Problem to work on => Copy out the listing exactly.

[Dataset entries]
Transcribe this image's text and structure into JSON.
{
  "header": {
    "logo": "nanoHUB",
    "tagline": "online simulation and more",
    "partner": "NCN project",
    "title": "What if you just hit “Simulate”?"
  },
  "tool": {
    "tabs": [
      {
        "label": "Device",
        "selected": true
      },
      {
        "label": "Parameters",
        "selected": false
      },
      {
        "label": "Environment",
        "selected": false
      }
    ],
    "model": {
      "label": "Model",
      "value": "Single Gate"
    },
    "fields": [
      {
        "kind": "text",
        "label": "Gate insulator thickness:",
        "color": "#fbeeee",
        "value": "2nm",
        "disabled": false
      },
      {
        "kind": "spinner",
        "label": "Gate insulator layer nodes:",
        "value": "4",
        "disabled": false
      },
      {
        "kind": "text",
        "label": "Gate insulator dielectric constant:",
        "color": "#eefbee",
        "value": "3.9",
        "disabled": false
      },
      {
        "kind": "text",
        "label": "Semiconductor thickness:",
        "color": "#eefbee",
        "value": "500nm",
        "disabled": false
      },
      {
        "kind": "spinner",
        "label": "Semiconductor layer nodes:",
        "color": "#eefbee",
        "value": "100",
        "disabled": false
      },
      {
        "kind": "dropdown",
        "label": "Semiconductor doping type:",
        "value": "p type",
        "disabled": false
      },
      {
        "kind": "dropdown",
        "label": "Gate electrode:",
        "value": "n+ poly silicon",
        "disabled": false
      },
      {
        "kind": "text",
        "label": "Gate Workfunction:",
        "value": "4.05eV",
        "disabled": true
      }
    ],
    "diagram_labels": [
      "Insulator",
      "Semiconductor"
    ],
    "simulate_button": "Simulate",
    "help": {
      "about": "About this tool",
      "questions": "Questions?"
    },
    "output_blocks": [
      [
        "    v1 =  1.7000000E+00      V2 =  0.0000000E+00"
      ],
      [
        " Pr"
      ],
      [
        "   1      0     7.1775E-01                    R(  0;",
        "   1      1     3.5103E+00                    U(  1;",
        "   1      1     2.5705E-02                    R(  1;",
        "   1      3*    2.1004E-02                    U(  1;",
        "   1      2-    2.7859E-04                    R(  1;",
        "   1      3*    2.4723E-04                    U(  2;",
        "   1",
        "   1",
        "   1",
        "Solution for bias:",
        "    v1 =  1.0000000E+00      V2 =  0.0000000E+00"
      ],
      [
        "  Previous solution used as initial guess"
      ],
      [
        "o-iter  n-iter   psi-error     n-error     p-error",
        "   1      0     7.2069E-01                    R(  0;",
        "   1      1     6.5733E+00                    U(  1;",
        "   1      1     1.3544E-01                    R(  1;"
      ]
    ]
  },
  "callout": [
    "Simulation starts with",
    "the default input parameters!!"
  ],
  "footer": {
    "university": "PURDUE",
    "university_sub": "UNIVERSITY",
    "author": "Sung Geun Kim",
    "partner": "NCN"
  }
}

Solution to the problem =>
Transcribe this image's text and structure into JSON.
{
  "header": {
    "logo": "nanoHUB",
    "tagline": "online simulation and more",
    "partner": "NCN project",
    "title": "What if you just hit “Simulate”?"
  },
  "tool": {
    "tabs": [
      {
        "label": "Device",
        "selected": true
      },
      {
        "label": "Parameters",
        "selected": false
      },
      {
        "label": "Environment",
        "selected": false
      }
    ],
    "model": {
      "label": "Model",
      "value": "Single Gate"
    },
    "fields": [
      {
        "kind": "text",
        "label": "Gate insulator thickness:",
        "color": "#fbeeee",
        "value": "2nm",
        "disabled": false
      },
      {
        "kind": "spinner",
        "label": "Gate insulator layer nodes:",
        "value": "4",
        "disabled": false
      },
      {
        "kind": "text",
        "label": "Gate insulator dielectric constant:",
        "color": "#eefbee",
        "value": "3.9",
        "disabled": false
      },
      {
        "kind": "text",
        "label": "Semiconductor thickness:",
        "color": "#eefbee",
        "value": "500nm",
        "disabled": false
      },
      {
        "kind": "spinner",
        "label": "Semiconductor layer nodes:",
        "color": "#eefbee",
        "value": "100",
        "disabled": false
      },
      {
        "kind": "dropdown",
        "label": "Semiconductor doping type:",
        "value": "p type",
        "disabled": false
      },
      {
        "kind": "dropdown",
        "label": "Gate electrode:",
        "value": "n+ poly silicon",
        "disabled": false
      },
      {
        "kind": "text",
        "label": "Gate Workfunction:",
        "value": "4.05eV",
        "disabled": true
      }
    ],
    "diagram_labels": [
      "Insulator",
      "Semiconductor"
    ],
    "simulate_button": "Simulate",
    "help": {
      "about": "About this tool",
      "questions": "Questions?"
    },
    "output_blocks": [
      [
        "    v1 =  1.7000000E+00      V2 =  0.0000000E+00"
      ],
      [
        " Pr"
      ],
      [
        "   1      0     7.1775E-01                    R(  0;",
        "   1      1     3.5103E+00                    U(  1;",
        "   1      1     2.5705E-02                    R(  1;",
        "   1      3*    2.1004E-02                    U(  1;",
        "   1      2-    2.7859E-04                    R(  1;",
        "   1      3*    2.4723E-04                    U(  2;",
        "   1",
        "   1",
        "   1",
        "Solution for bias:",
        "    v1 =  1.0000000E+00      V2 =  0.0000000E+00"
      ],
      [
        "  Previous solution used as initial guess"
      ],
      [
        "o-iter  n-iter   psi-error     n-error     p-error",
        "   1      0     7.2069E-01                    R(  0;",
        "   1      1     6.5733E+00                    U(  1;",
        "   1      1     1.3544E-01                    R(  1;"
      ]
    ]
  },
  "callout": [
    "Simulation starts with",
    "the default input parameters!!"
  ],
  "footer": {
    "university": "PURDUE",
    "university_sub": "UNIVERSITY",
    "author": "Sung Geun Kim",
    "partner": "NCN"
  }
}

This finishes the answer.